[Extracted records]
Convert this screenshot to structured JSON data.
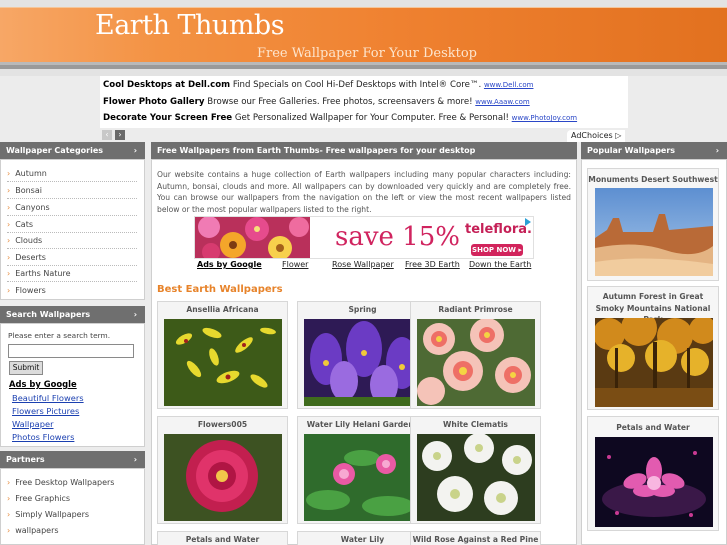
{
  "header": {
    "title": "Earth Thumbs",
    "tagline": "Free Wallpaper For Your Desktop"
  },
  "top_ads": [
    {
      "title": "Cool Desktops at Dell.com",
      "text": " Find Specials on Cool Hi-Def Desktops with Intel® Core™.",
      "url": "www.Dell.com"
    },
    {
      "title": "Flower Photo Gallery",
      "text": " Browse our Free Galleries. Free photos, screensavers & more!",
      "url": "www.Aaaw.com"
    },
    {
      "title": "Decorate Your Screen Free",
      "text": " Get Personalized Wallpaper for Your Computer. Free & Personal!",
      "url": "www.PhotoJoy.com"
    }
  ],
  "ad_nav": {
    "prev": "‹",
    "next": "›"
  },
  "adchoices": "AdChoices ▷",
  "left": {
    "categories_title": "Wallpaper Categories",
    "chevron": "›",
    "categories": [
      "Autumn",
      "Bonsai",
      "Canyons",
      "Cats",
      "Clouds",
      "Deserts",
      "Earths Nature",
      "Flowers"
    ],
    "bullet": "›",
    "search_title": "Search Wallpapers",
    "search_label": "Please enter a search term.",
    "search_value": "",
    "submit_label": "Submit",
    "ads_head": "Ads by Google",
    "ad_links": [
      "Beautiful Flowers",
      "Flowers Pictures",
      "Wallpaper",
      "Photos Flowers"
    ],
    "partners_title": "Partners",
    "partners": [
      "Free Desktop Wallpapers",
      "Free Graphics",
      "Simply Wallpapers",
      "wallpapers"
    ]
  },
  "center": {
    "title": "Free Wallpapers from Earth Thumbs- Free wallpapers for your desktop",
    "intro": "Our website contains a huge collection of Earth wallpapers including many popular characters including: Autumn, bonsai, clouds and more. All wallpapers can by downloaded very quickly and are completely free. You can browse our wallpapers from the navigation on the left or view the most recent wallpapers listed below or the most popular wallpapers listed to the right.",
    "banner_ad": {
      "headline": "save 15%",
      "brand": "teleflora.",
      "cta": "SHOP NOW ▸"
    },
    "ad_links_head": "Ads by Google",
    "ad_links": [
      "Flower",
      "Rose Wallpaper",
      "Free 3D Earth",
      "Down the Earth"
    ],
    "best_title": "Best Earth Wallpapers",
    "thumbs": [
      "Ansellia Africana",
      "Spring",
      "Radiant Primrose",
      "Flowers005",
      "Water Lily Helani Gardens",
      "White Clematis",
      "Petals and Water",
      "Water Lily",
      "Wild Rose Against a Red Pine"
    ]
  },
  "right": {
    "popular_title": "Popular Wallpapers",
    "chevron": "›",
    "items": [
      "Monuments Desert Southwest",
      "Autumn Forest in Great Smoky Mountains National Park",
      "Petals and Water"
    ]
  }
}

Directions. Write the entries above out in full, exactly, with no images.

Output of the task.
Convert this screenshot to structured JSON data.
{
  "header": {
    "title": "Earth Thumbs",
    "tagline": "Free Wallpaper For Your Desktop"
  },
  "top_ads": [
    {
      "title": "Cool Desktops at Dell.com",
      "text": " Find Specials on Cool Hi-Def Desktops with Intel® Core™.",
      "url": "www.Dell.com"
    },
    {
      "title": "Flower Photo Gallery",
      "text": " Browse our Free Galleries. Free photos, screensavers & more!",
      "url": "www.Aaaw.com"
    },
    {
      "title": "Decorate Your Screen Free",
      "text": " Get Personalized Wallpaper for Your Computer. Free & Personal!",
      "url": "www.PhotoJoy.com"
    }
  ],
  "ad_nav": {
    "prev": "‹",
    "next": "›"
  },
  "adchoices": "AdChoices ▷",
  "left": {
    "categories_title": "Wallpaper Categories",
    "chevron": "›",
    "categories": [
      "Autumn",
      "Bonsai",
      "Canyons",
      "Cats",
      "Clouds",
      "Deserts",
      "Earths Nature",
      "Flowers"
    ],
    "bullet": "›",
    "search_title": "Search Wallpapers",
    "search_label": "Please enter a search term.",
    "search_value": "",
    "submit_label": "Submit",
    "ads_head": "Ads by Google",
    "ad_links": [
      "Beautiful Flowers",
      "Flowers Pictures",
      "Wallpaper",
      "Photos Flowers"
    ],
    "partners_title": "Partners",
    "partners": [
      "Free Desktop Wallpapers",
      "Free Graphics",
      "Simply Wallpapers",
      "wallpapers"
    ]
  },
  "center": {
    "title": "Free Wallpapers from Earth Thumbs- Free wallpapers for your desktop",
    "intro": "Our website contains a huge collection of Earth wallpapers including many popular characters including: Autumn, bonsai, clouds and more. All wallpapers can by downloaded very quickly and are completely free. You can browse our wallpapers from the navigation on the left or view the most recent wallpapers listed below or the most popular wallpapers listed to the right.",
    "banner_ad": {
      "headline": "save 15%",
      "brand": "teleflora.",
      "cta": "SHOP NOW ▸"
    },
    "ad_links_head": "Ads by Google",
    "ad_links": [
      "Flower",
      "Rose Wallpaper",
      "Free 3D Earth",
      "Down the Earth"
    ],
    "best_title": "Best Earth Wallpapers",
    "thumbs": [
      "Ansellia Africana",
      "Spring",
      "Radiant Primrose",
      "Flowers005",
      "Water Lily Helani Gardens",
      "White Clematis",
      "Petals and Water",
      "Water Lily",
      "Wild Rose Against a Red Pine"
    ]
  },
  "right": {
    "popular_title": "Popular Wallpapers",
    "chevron": "›",
    "items": [
      "Monuments Desert Southwest",
      "Autumn Forest in Great Smoky Mountains National Park",
      "Petals and Water"
    ]
  }
}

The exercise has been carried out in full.